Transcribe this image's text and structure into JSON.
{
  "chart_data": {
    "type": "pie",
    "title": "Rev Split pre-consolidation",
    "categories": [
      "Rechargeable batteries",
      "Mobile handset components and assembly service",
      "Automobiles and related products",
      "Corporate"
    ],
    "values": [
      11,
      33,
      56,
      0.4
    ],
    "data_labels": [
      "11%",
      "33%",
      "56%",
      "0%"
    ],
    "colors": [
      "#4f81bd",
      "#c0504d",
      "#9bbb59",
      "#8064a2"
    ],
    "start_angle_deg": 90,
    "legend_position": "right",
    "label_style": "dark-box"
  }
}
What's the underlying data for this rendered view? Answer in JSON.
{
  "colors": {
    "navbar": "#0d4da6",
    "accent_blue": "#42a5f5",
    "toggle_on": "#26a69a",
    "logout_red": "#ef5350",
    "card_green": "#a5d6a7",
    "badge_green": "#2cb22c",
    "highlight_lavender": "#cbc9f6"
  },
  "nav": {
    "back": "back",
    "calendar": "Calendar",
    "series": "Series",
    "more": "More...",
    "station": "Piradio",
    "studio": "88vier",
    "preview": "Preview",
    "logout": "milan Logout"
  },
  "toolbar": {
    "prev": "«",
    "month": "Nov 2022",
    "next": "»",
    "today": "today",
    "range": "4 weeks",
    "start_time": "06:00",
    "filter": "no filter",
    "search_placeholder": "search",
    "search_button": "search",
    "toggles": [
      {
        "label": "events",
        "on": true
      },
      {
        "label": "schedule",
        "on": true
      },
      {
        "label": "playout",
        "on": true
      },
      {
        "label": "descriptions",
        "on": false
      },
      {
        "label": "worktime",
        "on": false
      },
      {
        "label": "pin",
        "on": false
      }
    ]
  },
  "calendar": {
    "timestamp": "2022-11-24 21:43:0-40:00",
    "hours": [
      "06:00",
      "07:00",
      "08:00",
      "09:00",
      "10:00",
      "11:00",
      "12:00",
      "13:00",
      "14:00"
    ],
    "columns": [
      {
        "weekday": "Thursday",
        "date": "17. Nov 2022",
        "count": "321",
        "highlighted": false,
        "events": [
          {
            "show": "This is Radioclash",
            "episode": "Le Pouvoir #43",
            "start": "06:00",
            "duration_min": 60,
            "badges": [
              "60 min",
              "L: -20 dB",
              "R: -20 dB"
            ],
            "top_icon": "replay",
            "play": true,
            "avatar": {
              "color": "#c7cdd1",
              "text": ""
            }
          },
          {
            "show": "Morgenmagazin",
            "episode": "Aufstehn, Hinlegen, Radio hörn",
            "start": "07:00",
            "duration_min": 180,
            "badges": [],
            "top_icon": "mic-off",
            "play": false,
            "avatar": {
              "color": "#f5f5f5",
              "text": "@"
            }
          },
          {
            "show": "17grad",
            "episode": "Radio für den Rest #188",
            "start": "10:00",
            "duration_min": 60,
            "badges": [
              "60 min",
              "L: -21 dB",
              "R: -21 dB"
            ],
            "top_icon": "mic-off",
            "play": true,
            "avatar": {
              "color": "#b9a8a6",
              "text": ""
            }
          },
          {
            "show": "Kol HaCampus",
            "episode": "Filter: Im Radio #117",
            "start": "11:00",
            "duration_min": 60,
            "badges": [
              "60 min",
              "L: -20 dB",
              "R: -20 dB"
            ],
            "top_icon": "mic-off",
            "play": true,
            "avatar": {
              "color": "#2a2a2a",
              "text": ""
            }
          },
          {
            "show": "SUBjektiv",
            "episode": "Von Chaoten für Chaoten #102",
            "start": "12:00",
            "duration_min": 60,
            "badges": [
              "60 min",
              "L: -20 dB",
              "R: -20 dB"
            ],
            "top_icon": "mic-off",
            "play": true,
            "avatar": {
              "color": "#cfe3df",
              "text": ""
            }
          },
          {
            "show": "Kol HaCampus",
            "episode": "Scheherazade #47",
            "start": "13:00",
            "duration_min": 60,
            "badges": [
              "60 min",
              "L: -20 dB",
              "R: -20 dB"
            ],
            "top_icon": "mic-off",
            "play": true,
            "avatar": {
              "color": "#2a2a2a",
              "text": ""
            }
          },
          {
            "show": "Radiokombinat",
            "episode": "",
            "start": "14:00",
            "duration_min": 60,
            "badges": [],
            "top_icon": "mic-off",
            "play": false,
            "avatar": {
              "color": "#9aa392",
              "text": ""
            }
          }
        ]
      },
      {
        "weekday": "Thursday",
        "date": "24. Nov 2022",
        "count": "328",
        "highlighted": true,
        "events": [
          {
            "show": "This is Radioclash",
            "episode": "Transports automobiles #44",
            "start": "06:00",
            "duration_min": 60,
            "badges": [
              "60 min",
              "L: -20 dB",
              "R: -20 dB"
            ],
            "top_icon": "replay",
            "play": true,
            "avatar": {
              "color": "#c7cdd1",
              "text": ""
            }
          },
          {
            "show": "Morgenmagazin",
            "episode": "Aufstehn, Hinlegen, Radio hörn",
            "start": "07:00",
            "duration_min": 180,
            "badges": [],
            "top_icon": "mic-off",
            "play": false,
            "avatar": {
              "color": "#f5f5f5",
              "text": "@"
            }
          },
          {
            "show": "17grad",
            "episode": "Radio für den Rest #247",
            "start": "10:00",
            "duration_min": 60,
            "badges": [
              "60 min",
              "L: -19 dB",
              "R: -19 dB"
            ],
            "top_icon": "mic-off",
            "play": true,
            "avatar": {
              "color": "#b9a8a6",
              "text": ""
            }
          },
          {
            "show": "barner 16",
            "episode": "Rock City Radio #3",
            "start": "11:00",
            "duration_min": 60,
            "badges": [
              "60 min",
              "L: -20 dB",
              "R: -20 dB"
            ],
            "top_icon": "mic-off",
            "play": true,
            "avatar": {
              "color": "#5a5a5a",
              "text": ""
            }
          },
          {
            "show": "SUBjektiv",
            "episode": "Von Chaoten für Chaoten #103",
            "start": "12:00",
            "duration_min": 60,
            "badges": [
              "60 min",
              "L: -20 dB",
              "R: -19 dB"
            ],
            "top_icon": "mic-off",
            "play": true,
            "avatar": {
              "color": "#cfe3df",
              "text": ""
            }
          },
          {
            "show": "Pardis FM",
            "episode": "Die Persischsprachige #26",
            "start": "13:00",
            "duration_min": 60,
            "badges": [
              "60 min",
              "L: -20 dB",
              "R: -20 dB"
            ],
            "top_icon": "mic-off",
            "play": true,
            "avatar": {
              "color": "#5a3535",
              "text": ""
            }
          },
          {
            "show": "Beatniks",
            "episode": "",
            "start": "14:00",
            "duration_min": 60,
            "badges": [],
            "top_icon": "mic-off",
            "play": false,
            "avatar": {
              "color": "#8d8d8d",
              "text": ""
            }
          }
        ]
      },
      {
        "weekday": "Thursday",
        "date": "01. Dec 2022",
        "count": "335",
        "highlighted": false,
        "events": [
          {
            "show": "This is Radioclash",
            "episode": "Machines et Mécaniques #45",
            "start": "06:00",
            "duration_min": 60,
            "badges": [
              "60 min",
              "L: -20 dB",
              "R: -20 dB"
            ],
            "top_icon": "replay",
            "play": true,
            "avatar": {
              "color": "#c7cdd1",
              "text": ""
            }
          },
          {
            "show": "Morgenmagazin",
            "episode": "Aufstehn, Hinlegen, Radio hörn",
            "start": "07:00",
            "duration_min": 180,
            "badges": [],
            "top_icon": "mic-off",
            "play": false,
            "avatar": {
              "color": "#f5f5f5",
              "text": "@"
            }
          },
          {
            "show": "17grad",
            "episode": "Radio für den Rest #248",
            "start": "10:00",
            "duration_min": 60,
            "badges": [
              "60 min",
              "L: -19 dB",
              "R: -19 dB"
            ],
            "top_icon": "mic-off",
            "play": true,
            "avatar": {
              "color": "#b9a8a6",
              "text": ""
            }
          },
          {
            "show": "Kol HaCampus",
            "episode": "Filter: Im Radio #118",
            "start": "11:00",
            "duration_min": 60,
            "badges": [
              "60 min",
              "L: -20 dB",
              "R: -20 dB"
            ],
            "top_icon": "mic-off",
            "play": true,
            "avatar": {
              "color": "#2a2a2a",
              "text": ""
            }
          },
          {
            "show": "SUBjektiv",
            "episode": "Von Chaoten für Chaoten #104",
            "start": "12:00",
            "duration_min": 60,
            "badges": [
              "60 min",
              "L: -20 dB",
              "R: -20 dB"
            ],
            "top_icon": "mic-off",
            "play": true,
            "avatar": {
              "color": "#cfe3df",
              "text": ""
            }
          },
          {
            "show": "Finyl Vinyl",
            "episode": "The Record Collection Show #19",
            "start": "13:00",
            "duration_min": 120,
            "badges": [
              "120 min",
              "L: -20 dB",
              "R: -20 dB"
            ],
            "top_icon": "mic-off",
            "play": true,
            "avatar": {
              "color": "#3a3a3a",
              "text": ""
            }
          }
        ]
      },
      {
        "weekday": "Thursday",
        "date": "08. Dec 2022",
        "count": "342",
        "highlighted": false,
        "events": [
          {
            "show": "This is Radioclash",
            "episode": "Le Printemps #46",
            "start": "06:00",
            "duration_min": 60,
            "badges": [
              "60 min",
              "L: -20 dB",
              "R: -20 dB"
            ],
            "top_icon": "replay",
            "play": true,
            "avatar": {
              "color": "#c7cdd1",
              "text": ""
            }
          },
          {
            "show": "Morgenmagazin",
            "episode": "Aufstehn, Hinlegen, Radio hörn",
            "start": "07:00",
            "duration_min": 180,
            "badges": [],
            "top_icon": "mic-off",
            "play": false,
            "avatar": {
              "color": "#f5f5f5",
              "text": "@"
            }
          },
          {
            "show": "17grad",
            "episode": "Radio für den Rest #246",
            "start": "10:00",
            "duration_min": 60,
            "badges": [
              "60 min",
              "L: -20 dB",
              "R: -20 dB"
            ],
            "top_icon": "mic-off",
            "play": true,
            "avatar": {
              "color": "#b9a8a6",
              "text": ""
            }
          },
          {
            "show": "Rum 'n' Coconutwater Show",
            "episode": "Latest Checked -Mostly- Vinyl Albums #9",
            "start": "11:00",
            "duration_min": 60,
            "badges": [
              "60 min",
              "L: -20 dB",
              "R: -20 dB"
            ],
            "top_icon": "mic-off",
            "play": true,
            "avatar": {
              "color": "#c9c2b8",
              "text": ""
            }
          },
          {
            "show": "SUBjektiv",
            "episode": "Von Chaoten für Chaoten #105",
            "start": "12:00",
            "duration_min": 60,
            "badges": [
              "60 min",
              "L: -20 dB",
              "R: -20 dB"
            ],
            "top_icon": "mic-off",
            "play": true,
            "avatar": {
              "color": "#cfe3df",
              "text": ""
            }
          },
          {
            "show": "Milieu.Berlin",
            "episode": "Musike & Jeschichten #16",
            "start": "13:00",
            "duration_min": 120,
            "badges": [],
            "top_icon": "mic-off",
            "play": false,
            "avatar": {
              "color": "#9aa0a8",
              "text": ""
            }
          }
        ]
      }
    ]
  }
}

- - -

__Task goal__
Pull out every line containing "search".

__Task output__
    "search_placeholder": "search",
    "search_button": "search",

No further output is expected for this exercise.